> _What needs to be done_: In the entries below, identify every line with the string "JSON" and copy it.

(Extracts from a graphics dataset)

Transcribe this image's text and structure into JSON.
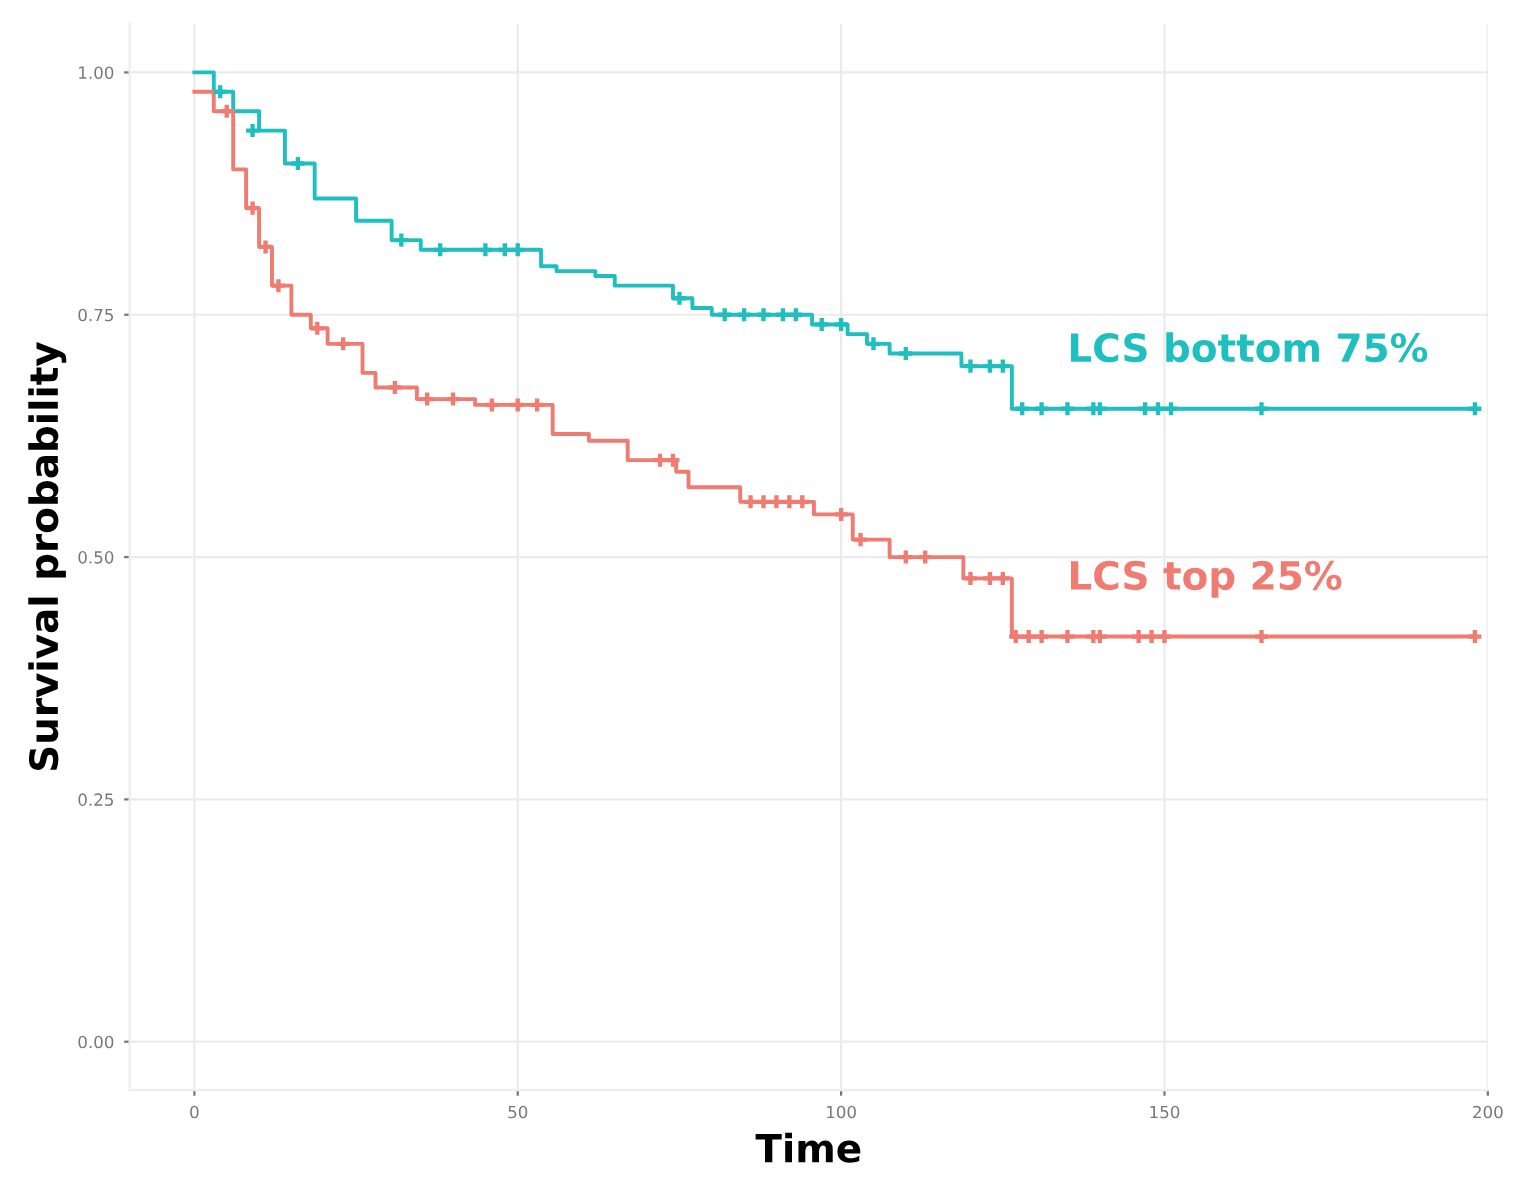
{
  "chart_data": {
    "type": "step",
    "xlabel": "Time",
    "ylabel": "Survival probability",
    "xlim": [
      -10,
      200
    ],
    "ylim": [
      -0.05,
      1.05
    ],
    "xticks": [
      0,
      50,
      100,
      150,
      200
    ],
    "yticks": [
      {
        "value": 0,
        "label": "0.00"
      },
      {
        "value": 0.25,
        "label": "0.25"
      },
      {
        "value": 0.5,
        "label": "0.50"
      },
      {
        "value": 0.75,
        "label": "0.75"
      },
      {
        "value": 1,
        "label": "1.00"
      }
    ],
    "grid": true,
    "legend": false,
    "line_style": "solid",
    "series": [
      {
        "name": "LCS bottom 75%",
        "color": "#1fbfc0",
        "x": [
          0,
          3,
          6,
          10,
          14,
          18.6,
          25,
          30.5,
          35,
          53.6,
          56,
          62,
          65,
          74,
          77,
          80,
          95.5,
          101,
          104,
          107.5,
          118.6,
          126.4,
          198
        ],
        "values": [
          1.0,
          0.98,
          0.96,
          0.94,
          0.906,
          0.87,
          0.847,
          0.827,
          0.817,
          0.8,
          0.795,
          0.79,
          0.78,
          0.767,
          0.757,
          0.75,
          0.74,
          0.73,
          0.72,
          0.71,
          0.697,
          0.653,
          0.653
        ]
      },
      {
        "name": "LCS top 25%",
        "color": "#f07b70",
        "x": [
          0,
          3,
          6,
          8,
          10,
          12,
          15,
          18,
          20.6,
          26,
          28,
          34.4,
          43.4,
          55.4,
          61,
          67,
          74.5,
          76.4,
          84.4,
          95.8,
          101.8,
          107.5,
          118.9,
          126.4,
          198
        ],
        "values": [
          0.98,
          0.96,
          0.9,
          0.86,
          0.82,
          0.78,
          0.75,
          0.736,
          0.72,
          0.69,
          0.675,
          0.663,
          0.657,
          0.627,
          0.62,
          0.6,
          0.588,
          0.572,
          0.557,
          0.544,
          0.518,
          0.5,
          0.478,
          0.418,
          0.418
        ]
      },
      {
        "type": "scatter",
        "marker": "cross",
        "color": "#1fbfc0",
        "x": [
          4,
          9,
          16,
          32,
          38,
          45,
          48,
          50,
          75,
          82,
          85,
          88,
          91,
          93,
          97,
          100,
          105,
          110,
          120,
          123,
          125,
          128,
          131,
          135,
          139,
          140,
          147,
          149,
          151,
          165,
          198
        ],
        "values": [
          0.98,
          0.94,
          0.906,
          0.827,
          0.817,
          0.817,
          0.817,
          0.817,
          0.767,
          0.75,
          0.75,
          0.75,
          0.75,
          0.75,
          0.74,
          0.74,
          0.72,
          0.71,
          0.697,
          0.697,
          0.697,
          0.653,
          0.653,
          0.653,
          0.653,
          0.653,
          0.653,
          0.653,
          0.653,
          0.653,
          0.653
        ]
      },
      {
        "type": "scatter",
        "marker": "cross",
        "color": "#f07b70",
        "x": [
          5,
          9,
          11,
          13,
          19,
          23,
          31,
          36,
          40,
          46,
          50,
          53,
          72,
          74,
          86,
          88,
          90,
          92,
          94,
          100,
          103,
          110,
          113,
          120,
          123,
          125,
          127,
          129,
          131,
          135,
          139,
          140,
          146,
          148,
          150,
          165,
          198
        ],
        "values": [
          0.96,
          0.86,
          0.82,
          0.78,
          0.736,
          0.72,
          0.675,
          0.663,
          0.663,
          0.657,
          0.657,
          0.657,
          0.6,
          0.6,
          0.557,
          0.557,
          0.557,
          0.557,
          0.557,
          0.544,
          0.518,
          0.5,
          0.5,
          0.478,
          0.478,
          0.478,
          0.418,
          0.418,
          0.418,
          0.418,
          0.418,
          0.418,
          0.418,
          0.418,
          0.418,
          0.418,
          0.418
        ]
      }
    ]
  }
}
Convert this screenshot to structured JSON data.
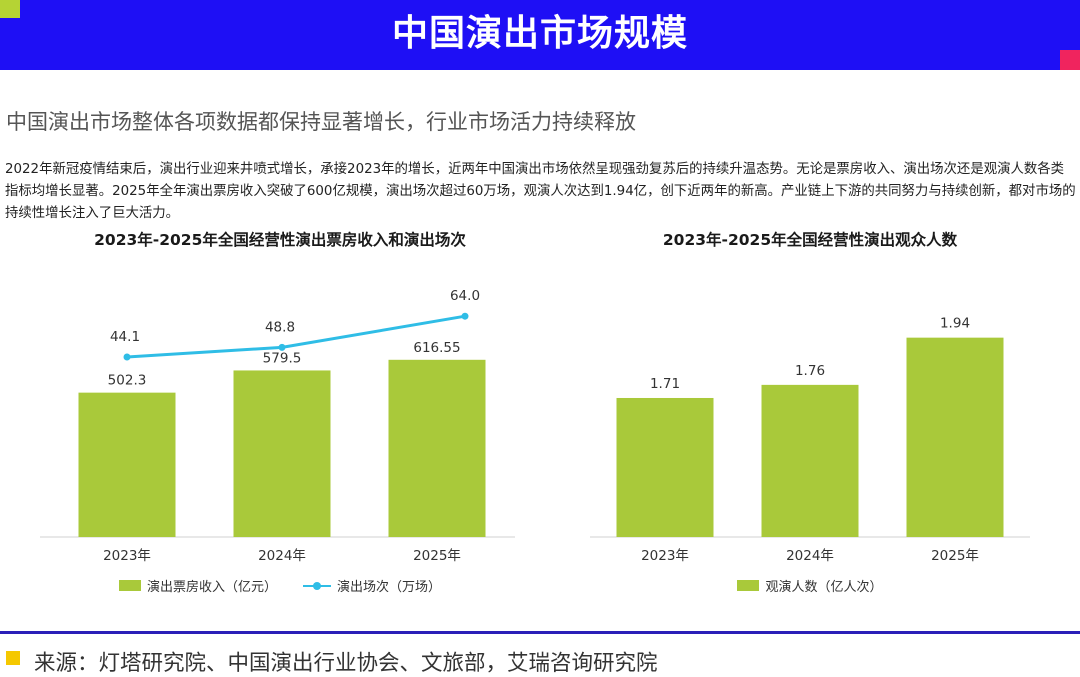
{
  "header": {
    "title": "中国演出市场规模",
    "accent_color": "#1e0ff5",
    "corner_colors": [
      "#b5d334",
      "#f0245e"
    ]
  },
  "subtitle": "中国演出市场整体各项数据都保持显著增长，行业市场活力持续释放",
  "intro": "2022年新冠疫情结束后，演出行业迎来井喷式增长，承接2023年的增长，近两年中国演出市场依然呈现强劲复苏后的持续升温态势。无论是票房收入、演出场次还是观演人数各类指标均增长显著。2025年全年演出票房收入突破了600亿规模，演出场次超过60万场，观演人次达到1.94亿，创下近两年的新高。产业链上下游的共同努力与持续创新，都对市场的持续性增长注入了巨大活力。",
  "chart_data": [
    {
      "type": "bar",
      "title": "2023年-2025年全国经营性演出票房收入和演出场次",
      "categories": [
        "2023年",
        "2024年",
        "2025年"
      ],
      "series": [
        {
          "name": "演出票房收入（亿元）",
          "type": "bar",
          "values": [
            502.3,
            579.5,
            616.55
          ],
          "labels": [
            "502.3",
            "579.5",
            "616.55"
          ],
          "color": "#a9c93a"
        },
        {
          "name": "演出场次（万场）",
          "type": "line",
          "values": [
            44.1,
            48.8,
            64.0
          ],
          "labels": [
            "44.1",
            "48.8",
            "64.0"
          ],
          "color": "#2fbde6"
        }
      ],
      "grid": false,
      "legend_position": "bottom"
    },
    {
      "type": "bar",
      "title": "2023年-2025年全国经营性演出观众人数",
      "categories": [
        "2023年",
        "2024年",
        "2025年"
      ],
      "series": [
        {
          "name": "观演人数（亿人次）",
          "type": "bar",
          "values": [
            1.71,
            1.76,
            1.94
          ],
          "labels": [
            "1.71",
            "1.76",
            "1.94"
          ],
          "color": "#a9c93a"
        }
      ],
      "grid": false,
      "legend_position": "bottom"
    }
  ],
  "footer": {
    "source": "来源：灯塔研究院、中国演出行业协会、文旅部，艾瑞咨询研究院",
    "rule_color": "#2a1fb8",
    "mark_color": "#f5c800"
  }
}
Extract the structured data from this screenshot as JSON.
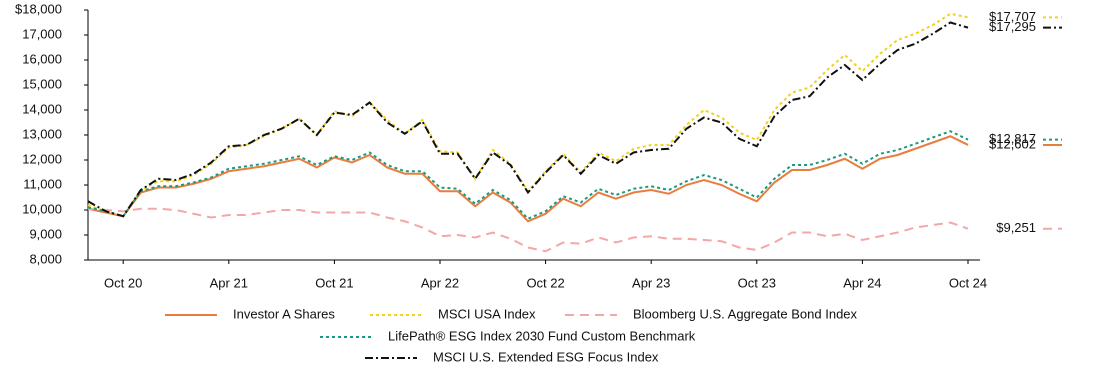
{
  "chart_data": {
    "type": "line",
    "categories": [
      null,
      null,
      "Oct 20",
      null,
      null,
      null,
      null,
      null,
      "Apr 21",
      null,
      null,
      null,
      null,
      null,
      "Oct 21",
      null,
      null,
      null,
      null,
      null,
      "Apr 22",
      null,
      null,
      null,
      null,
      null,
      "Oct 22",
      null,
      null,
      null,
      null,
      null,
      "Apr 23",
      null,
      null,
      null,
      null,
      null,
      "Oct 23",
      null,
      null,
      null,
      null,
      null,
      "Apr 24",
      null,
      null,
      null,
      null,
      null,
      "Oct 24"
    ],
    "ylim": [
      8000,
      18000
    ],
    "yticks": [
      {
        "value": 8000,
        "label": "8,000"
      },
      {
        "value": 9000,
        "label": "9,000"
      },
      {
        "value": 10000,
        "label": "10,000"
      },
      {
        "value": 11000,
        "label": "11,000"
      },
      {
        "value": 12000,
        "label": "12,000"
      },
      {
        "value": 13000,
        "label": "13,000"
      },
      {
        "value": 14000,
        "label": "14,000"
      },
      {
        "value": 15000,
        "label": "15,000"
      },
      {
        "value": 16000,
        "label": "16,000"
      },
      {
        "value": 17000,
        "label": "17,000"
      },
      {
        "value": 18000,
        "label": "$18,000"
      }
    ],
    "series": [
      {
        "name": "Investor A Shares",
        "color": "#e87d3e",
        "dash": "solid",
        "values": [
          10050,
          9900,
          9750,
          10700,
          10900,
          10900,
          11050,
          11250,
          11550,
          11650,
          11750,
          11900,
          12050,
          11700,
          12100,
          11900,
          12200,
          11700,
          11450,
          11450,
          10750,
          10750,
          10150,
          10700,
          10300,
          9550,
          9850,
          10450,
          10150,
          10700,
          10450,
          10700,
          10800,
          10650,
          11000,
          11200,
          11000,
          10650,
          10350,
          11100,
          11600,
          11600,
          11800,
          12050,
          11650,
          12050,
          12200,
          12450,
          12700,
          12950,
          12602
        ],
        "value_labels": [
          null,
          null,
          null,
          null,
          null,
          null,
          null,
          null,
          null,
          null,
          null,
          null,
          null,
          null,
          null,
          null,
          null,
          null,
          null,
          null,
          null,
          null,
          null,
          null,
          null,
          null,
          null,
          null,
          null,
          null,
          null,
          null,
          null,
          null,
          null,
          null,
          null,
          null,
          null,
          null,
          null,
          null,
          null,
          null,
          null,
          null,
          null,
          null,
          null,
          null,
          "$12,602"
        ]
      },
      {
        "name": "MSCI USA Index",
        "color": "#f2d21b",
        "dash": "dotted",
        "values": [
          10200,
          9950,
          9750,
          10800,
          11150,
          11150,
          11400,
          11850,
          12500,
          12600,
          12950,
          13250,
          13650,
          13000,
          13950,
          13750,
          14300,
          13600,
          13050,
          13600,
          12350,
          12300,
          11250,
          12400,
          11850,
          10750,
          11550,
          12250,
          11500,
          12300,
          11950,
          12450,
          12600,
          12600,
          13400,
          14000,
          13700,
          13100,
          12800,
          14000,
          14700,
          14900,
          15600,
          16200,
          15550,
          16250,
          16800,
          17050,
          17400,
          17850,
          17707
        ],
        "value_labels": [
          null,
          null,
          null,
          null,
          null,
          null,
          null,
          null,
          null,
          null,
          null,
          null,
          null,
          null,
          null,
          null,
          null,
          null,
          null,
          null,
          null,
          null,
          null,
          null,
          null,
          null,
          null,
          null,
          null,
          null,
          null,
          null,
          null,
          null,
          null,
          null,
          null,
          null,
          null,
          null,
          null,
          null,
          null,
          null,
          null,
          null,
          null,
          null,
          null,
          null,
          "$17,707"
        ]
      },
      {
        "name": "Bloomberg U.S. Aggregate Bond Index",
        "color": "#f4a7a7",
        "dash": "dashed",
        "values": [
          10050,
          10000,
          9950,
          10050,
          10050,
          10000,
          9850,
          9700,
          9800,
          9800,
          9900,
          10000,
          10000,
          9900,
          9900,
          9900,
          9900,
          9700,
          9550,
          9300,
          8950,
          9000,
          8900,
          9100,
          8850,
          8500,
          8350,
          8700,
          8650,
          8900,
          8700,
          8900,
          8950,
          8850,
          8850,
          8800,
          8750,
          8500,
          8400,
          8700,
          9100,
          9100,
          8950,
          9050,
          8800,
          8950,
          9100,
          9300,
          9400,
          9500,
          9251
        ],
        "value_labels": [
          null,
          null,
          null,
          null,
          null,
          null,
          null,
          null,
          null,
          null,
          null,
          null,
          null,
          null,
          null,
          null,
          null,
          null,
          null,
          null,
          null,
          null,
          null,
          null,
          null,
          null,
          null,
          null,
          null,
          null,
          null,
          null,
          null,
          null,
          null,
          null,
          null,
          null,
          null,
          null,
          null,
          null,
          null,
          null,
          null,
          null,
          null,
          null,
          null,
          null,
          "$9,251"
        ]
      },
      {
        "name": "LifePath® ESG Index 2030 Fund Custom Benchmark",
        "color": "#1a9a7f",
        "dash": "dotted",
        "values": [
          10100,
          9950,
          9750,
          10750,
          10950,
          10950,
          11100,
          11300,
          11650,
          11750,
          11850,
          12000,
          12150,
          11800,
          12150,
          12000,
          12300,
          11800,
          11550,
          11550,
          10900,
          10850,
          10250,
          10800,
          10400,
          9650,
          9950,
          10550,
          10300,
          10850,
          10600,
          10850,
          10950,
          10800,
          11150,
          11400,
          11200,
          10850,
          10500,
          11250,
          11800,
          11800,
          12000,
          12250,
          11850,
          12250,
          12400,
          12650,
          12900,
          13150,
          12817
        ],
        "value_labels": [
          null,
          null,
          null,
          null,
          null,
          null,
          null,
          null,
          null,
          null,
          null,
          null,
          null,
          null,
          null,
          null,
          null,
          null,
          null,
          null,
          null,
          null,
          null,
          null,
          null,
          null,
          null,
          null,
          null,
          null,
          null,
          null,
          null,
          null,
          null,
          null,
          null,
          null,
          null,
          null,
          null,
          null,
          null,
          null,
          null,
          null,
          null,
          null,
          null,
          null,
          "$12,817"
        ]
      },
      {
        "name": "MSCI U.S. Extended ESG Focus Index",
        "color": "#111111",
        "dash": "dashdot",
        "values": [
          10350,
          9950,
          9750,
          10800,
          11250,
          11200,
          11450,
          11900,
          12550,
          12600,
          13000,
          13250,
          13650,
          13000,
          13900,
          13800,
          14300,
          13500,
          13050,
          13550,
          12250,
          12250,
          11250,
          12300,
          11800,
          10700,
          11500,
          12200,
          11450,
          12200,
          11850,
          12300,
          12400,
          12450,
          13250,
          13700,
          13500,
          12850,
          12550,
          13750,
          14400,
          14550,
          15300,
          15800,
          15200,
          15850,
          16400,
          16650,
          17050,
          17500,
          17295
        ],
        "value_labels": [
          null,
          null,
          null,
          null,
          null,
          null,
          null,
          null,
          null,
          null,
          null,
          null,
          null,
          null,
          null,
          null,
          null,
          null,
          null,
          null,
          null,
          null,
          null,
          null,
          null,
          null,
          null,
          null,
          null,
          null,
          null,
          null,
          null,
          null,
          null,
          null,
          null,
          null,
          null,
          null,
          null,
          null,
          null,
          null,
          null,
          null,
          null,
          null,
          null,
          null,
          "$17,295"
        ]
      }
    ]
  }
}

> _The result_:
Transcribe this image's text and structure into JSON.
Convert this screenshot to structured JSON data.
Extract the structured data from this screenshot as JSON.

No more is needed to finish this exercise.